*DATA ENTRIES*.
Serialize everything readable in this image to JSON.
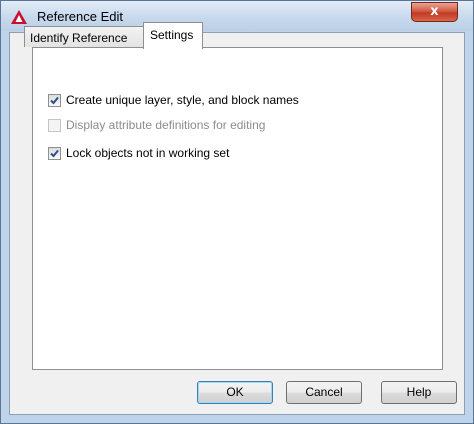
{
  "window": {
    "title": "Reference Edit",
    "close_label": "x"
  },
  "tabs": [
    {
      "label": "Identify Reference",
      "active": false
    },
    {
      "label": "Settings",
      "active": true
    }
  ],
  "settings": {
    "options": [
      {
        "label": "Create unique layer, style, and block names",
        "checked": true,
        "enabled": true
      },
      {
        "label": "Display attribute definitions for editing",
        "checked": false,
        "enabled": false
      },
      {
        "label": "Lock objects not in working set",
        "checked": true,
        "enabled": true
      }
    ]
  },
  "buttons": {
    "ok": "OK",
    "cancel": "Cancel",
    "help": "Help"
  },
  "colors": {
    "app_icon": "#c8102e",
    "check": "#2b4f8c"
  },
  "icons": {
    "app": "autocad-logo-icon",
    "close": "close-icon",
    "check": "checkmark-icon"
  }
}
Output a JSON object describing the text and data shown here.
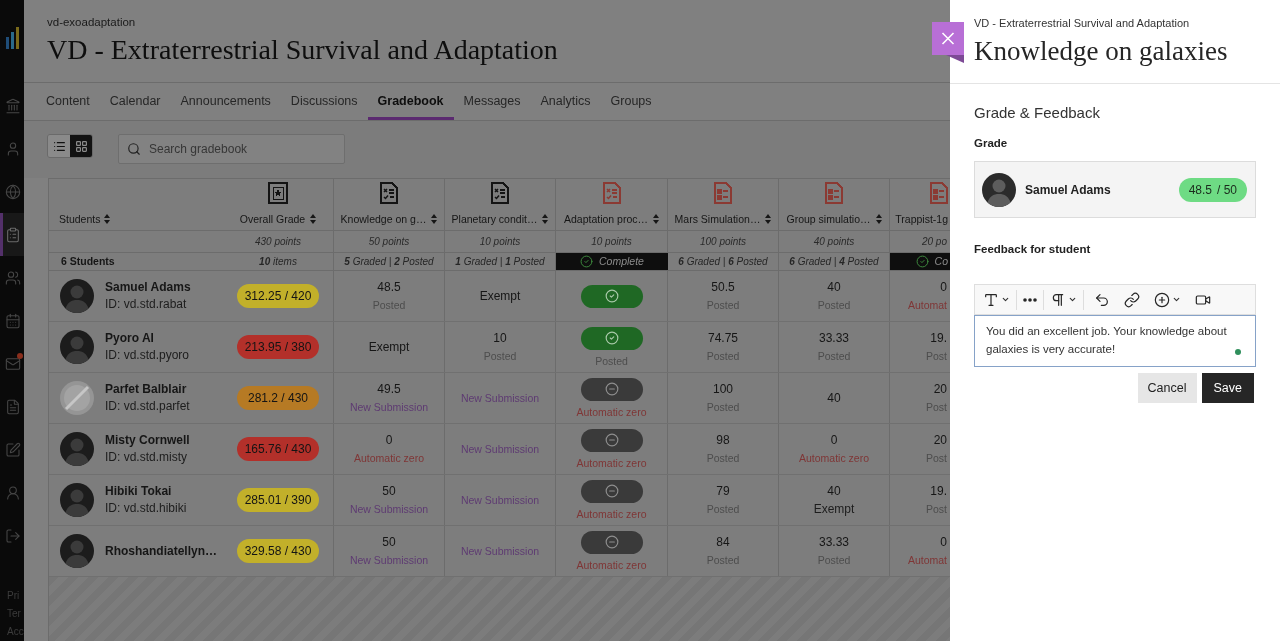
{
  "sidebar": {
    "items": [
      {
        "selected": false,
        "notification": false
      },
      {
        "selected": false,
        "notification": false
      },
      {
        "selected": false,
        "notification": false
      },
      {
        "selected": true,
        "notification": false
      },
      {
        "selected": false,
        "notification": false
      },
      {
        "selected": false,
        "notification": false
      },
      {
        "selected": false,
        "notification": true
      },
      {
        "selected": false,
        "notification": false
      },
      {
        "selected": false,
        "notification": false
      },
      {
        "selected": false,
        "notification": false
      },
      {
        "selected": false,
        "notification": false
      }
    ],
    "footer_links": [
      "Pri",
      "Ter",
      "Acc"
    ]
  },
  "course": {
    "code": "vd-exoadaptation",
    "title": "VD - Extraterrestrial Survival and Adaptation"
  },
  "tabs": [
    {
      "label": "Content",
      "selected": false
    },
    {
      "label": "Calendar",
      "selected": false
    },
    {
      "label": "Announcements",
      "selected": false
    },
    {
      "label": "Discussions",
      "selected": false
    },
    {
      "label": "Gradebook",
      "selected": true
    },
    {
      "label": "Messages",
      "selected": false
    },
    {
      "label": "Analytics",
      "selected": false
    },
    {
      "label": "Groups",
      "selected": false
    }
  ],
  "toolbar": {
    "views": [
      {
        "selected": false
      },
      {
        "selected": true
      }
    ],
    "search": {
      "placeholder": "Search gradebook"
    }
  },
  "gradebook": {
    "columns": [
      {
        "kind": "students",
        "label": "Students",
        "summary": {
          "kind": "count",
          "text": "6 Students"
        }
      },
      {
        "kind": "overall",
        "color": "#141414",
        "label": "Overall Grade",
        "points": "430 points",
        "summary": {
          "kind": "count",
          "text": "**10** items"
        }
      },
      {
        "kind": "test",
        "color": "#141414",
        "label": "Knowledge on g…",
        "points": "50 points",
        "summary": {
          "kind": "count",
          "text": "**5** Graded | **2** Posted"
        }
      },
      {
        "kind": "test",
        "color": "#141414",
        "label": "Planetary condit…",
        "points": "10 points",
        "summary": {
          "kind": "count",
          "text": "**1** Graded | **1** Posted"
        }
      },
      {
        "kind": "test",
        "color": "#8b3a33",
        "label": "Adaptation proc…",
        "points": "10 points",
        "summary": {
          "kind": "complete",
          "text": "Complete"
        }
      },
      {
        "kind": "assignment",
        "color": "#8b3a33",
        "label": "Mars Simulation…",
        "points": "100 points",
        "summary": {
          "kind": "count",
          "text": "**6** Graded | **6** Posted"
        }
      },
      {
        "kind": "assignment",
        "color": "#8b3a33",
        "label": "Group simulatio…",
        "points": "40 points",
        "summary": {
          "kind": "count",
          "text": "**6** Graded | **4** Posted"
        }
      },
      {
        "kind": "assignment",
        "color": "#8b3a33",
        "label": "Trappist-1g",
        "points": "20 po",
        "summary": {
          "kind": "complete",
          "text": "Co"
        }
      }
    ],
    "rows": [
      {
        "cells": [
          {
            "kind": "student",
            "name": "Samuel Adams",
            "id": "ID: vd.std.rabat",
            "avatar": {
              "kind": "silhouette"
            }
          },
          {
            "kind": "overall",
            "text": "312.25 / 420",
            "color": "#c2b02a"
          },
          {
            "kind": "grade",
            "value": "48.5",
            "note": {
              "kind": "posted",
              "text": "Posted"
            }
          },
          {
            "kind": "grade",
            "value": "Exempt"
          },
          {
            "kind": "completion",
            "complete": true
          },
          {
            "kind": "grade",
            "value": "50.5",
            "note": {
              "kind": "posted",
              "text": "Posted"
            }
          },
          {
            "kind": "grade",
            "value": "40",
            "note": {
              "kind": "posted",
              "text": "Posted"
            }
          },
          {
            "kind": "grade",
            "value": "0",
            "note": {
              "kind": "zero",
              "text": "Automat"
            }
          }
        ]
      },
      {
        "cells": [
          {
            "kind": "student",
            "name": "Pyoro AI",
            "id": "ID: vd.std.pyoro",
            "avatar": {
              "kind": "silhouette"
            }
          },
          {
            "kind": "overall",
            "text": "213.95 / 380",
            "color": "#b3302a"
          },
          {
            "kind": "grade",
            "value": "Exempt"
          },
          {
            "kind": "grade",
            "value": "10",
            "note": {
              "kind": "posted",
              "text": "Posted"
            }
          },
          {
            "kind": "completion",
            "complete": true,
            "note": {
              "kind": "posted",
              "text": "Posted"
            }
          },
          {
            "kind": "grade",
            "value": "74.75",
            "note": {
              "kind": "posted",
              "text": "Posted"
            }
          },
          {
            "kind": "grade",
            "value": "33.33",
            "note": {
              "kind": "posted",
              "text": "Posted"
            }
          },
          {
            "kind": "grade",
            "value": "19.",
            "note": {
              "kind": "posted",
              "text": "Post"
            }
          }
        ]
      },
      {
        "cells": [
          {
            "kind": "student",
            "name": "Parfet Balblair",
            "id": "ID: vd.std.parfet",
            "avatar": {
              "kind": "struck"
            }
          },
          {
            "kind": "overall",
            "text": "281.2 / 430",
            "color": "#b67a24"
          },
          {
            "kind": "grade",
            "value": "49.5",
            "note": {
              "kind": "new",
              "text": "New Submission"
            }
          },
          {
            "kind": "grade",
            "note": {
              "kind": "new",
              "text": "New Submission"
            }
          },
          {
            "kind": "completion",
            "complete": false,
            "note": {
              "kind": "zero",
              "text": "Automatic zero"
            }
          },
          {
            "kind": "grade",
            "value": "100",
            "note": {
              "kind": "posted",
              "text": "Posted"
            }
          },
          {
            "kind": "grade",
            "value": "40"
          },
          {
            "kind": "grade",
            "value": "20",
            "note": {
              "kind": "posted",
              "text": "Post"
            }
          }
        ]
      },
      {
        "cells": [
          {
            "kind": "student",
            "name": "Misty Cornwell",
            "id": "ID: vd.std.misty",
            "avatar": {
              "kind": "silhouette"
            }
          },
          {
            "kind": "overall",
            "text": "165.76 / 430",
            "color": "#b3302a"
          },
          {
            "kind": "grade",
            "value": "0",
            "note": {
              "kind": "zero",
              "text": "Automatic zero"
            }
          },
          {
            "kind": "grade",
            "note": {
              "kind": "new",
              "text": "New Submission"
            }
          },
          {
            "kind": "completion",
            "complete": false,
            "note": {
              "kind": "zero",
              "text": "Automatic zero"
            }
          },
          {
            "kind": "grade",
            "value": "98",
            "note": {
              "kind": "posted",
              "text": "Posted"
            }
          },
          {
            "kind": "grade",
            "value": "0",
            "note": {
              "kind": "zero",
              "text": "Automatic zero"
            }
          },
          {
            "kind": "grade",
            "value": "20",
            "note": {
              "kind": "posted",
              "text": "Post"
            }
          }
        ]
      },
      {
        "cells": [
          {
            "kind": "student",
            "name": "Hibiki Tokai",
            "id": "ID: vd.std.hibiki",
            "avatar": {
              "kind": "silhouette"
            }
          },
          {
            "kind": "overall",
            "text": "285.01 / 390",
            "color": "#c2b02a"
          },
          {
            "kind": "grade",
            "value": "50",
            "note": {
              "kind": "new",
              "text": "New Submission"
            }
          },
          {
            "kind": "grade",
            "note": {
              "kind": "new",
              "text": "New Submission"
            }
          },
          {
            "kind": "completion",
            "complete": false,
            "note": {
              "kind": "zero",
              "text": "Automatic zero"
            }
          },
          {
            "kind": "grade",
            "value": "79",
            "note": {
              "kind": "posted",
              "text": "Posted"
            }
          },
          {
            "kind": "grade",
            "value": "40",
            "note": {
              "kind": "exempt",
              "text": "Exempt"
            }
          },
          {
            "kind": "grade",
            "value": "19.",
            "note": {
              "kind": "posted",
              "text": "Post"
            }
          }
        ]
      },
      {
        "cells": [
          {
            "kind": "student",
            "name": "Rhoshandiatellyn…",
            "avatar": {
              "kind": "silhouette"
            }
          },
          {
            "kind": "overall",
            "text": "329.58 / 430",
            "color": "#c2b02a"
          },
          {
            "kind": "grade",
            "value": "50",
            "note": {
              "kind": "new",
              "text": "New Submission"
            }
          },
          {
            "kind": "grade",
            "note": {
              "kind": "new",
              "text": "New Submission"
            }
          },
          {
            "kind": "completion",
            "complete": false,
            "note": {
              "kind": "zero",
              "text": "Automatic zero"
            }
          },
          {
            "kind": "grade",
            "value": "84",
            "note": {
              "kind": "posted",
              "text": "Posted"
            }
          },
          {
            "kind": "grade",
            "value": "33.33",
            "note": {
              "kind": "posted",
              "text": "Posted"
            }
          },
          {
            "kind": "grade",
            "value": "0",
            "note": {
              "kind": "zero",
              "text": "Automat"
            }
          }
        ]
      }
    ]
  },
  "panel": {
    "course": "VD - Extraterrestrial Survival and Adaptation",
    "title": "Knowledge on galaxies",
    "section": "Grade & Feedback",
    "grade_label": "Grade",
    "student": {
      "name": "Samuel Adams",
      "grade": "48.5",
      "max": "/ 50"
    },
    "feedback_label": "Feedback for student",
    "feedback": "You did an excellent job. Your knowledge about galaxies is very accurate!",
    "buttons": [
      {
        "kind": "secondary",
        "label": "Cancel"
      },
      {
        "kind": "primary",
        "label": "Save"
      }
    ]
  }
}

*WHAT IS REQUIRED*. Identify all lines in the records above with the word "Survival".

*SOLUTION*.
    "title": "VD - Extraterrestrial Survival and Adaptation"
    "course": "VD - Extraterrestrial Survival and Adaptation",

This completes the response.